— Start of Source extract —
Beat Breakdown #2: Nightcrawler

In this installment of the Beat Breakdown we’ll be taking a look at the 2014 neo-noir crime thriller Nightcrawler, written and directed by Dan Gilroy. The film was nominated for the Oscar for Best Original Screenplay at the 87th Academy Awards.

nightcrawler-poster


To view a .pdf of the screenplay, click here.

PLOT SYNOPSIS

The story follows mysterious loner (and psycho) Lou Bloom as he skulks around Los Angeles in search of gainful employment. With the often reluctant help of world-weary station manager Nina, Lou begins skulking with a purpose as he embarks on an ignoble crusade to capture LA’s most shocking crimes on camera. Lou takes to his new position as a “nightcrawler” with admirable zeal, but is Lou driven by good old professional integrity, or perhaps something infinitely more sinister?

INCITING INCIDENT

(Pages 6-12) The film begins with a bit of exposition, introducing us to Jake Gyllenhaal’s Lou Bloom, our wiry-looking protagonist with a superficial smile and unnerving presence. As Lou cruises around LA one fateful evening, he happens upon a grizzly scene involving two police officers pulling an unconscious woman from a blazing car. As Lou gapes at the scene, spellbound by the flashing lights and shattered glass, a news van screeches to a halt, depositing a hassled cameraman who immediately begins filming the wreckage. Lou, still enraptured by the profane pageantry a day later, idly sits at home flipping through daytime news channels. Suddenly he stops, frozen, as a report of the wreck from the night before flashes across the screen. We can practically see the infernal cogs inside Lou’s head begin to turn, as the seed of turmoil takes root.

PLOT POINT ONE

(Pages 17-23) So the seed of turmoil has grown into a shrubbery of mischief as Lou acquires the camcorder and police scanner that are the staples of nightcrawling. Gardening metaphors aside, Lou’s luck eventually turns when he manages to get an unrestricted, close-up shot of a shooting victim, complete with graphic brain-chunks a reasonably-sized pool of blood. Naturally, this kind of footage is just what the KSML-TV News crew is looking for. In short order, Lou makes the acquaintance of the station manager, played by Rene Russo, who cuts him a check for his work. Rene encourages Lou to continue his nightcrawling, and offers him this piece of advice: “…to capture what we air, think of our newscast as a screaming woman running down the street with her throat cut.”
— End of Source extract —
- **Given exercise 1**
Reproduce the entries from the first one down through the line containing "List every element", swapping every "Text" for "Label" and leaving everything else unchanged.
— Start of Records for this task —
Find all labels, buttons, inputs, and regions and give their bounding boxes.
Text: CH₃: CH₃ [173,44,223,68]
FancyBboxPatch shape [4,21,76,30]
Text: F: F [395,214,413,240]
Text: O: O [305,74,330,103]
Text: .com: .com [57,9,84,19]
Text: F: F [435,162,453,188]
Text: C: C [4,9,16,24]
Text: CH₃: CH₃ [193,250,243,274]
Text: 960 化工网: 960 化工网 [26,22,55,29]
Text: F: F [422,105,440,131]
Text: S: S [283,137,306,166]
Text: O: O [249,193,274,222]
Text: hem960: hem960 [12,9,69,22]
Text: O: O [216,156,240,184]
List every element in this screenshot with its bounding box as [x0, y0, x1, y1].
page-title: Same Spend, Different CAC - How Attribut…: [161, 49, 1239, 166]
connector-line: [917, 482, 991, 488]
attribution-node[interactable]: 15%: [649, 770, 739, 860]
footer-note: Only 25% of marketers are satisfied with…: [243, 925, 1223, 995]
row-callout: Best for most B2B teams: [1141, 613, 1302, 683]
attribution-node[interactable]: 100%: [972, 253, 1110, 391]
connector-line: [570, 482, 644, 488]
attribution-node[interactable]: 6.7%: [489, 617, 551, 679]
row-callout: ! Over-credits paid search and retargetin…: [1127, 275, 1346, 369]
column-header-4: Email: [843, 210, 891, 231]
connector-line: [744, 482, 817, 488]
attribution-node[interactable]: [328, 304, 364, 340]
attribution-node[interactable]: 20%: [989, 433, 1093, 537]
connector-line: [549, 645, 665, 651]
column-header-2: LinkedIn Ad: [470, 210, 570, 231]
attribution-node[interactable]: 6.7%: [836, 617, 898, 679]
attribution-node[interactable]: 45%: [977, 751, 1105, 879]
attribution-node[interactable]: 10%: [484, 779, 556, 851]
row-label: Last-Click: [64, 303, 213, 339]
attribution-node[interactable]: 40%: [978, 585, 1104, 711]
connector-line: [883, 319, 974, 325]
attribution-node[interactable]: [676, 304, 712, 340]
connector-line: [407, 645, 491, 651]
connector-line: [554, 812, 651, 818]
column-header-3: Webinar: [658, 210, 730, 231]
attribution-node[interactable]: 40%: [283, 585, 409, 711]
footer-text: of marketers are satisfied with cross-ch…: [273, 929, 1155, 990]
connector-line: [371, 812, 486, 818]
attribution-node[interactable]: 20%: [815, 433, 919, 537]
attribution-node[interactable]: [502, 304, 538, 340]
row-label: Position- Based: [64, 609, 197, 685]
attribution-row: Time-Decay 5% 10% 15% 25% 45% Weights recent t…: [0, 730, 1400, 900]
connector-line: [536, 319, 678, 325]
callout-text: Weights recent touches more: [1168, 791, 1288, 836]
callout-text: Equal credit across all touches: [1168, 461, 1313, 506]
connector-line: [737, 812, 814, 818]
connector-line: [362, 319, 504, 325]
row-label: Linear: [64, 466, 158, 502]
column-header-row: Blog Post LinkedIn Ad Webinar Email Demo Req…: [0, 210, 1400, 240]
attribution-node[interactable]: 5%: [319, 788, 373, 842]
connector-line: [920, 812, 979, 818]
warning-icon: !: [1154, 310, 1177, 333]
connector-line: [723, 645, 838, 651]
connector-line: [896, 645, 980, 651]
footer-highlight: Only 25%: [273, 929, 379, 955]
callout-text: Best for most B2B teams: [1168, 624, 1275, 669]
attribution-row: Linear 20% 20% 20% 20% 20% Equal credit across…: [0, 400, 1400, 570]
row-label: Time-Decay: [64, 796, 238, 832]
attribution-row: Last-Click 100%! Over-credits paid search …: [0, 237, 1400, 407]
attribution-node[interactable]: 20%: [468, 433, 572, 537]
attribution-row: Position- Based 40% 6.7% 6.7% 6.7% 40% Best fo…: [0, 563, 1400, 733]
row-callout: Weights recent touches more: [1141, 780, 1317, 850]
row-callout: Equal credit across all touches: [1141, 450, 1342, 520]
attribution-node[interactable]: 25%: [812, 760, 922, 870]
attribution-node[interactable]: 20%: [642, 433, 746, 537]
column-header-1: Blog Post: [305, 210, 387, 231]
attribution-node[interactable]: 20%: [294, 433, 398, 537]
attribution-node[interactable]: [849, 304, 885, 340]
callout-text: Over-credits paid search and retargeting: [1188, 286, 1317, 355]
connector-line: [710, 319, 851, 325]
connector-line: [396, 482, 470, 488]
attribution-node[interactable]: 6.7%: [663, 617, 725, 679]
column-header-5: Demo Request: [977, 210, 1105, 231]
— End of Records for this task —
- **Given exercise 2**
At which Academy Awards ceremony, according to the Nightcrawler beat breakdown, was the film nominated for Best Original Screenplay?

- **Exercise result 1**
Find all labels, buttons, inputs, and regions and give their bounding boxes.
Label: CH₃: CH₃ [173,44,223,68]
FancyBboxPatch shape [4,21,76,30]
Label: F: F [395,214,413,240]
Label: O: O [305,74,330,103]
Label: .com: .com [57,9,84,19]
Label: F: F [435,162,453,188]
Label: C: C [4,9,16,24]
Label: CH₃: CH₃ [193,250,243,274]
Label: 960 化工网: 960 化工网 [26,22,55,29]
Label: F: F [422,105,440,131]
Label: S: S [283,137,306,166]
Label: O: O [249,193,274,222]
Label: hem960: hem960 [12,9,69,22]
Label: O: O [216,156,240,184]
List every element in this screenshot with its bounding box as [x0, y0, x1, y1].

- **Exercise result 2**
The 87th Academy Awards.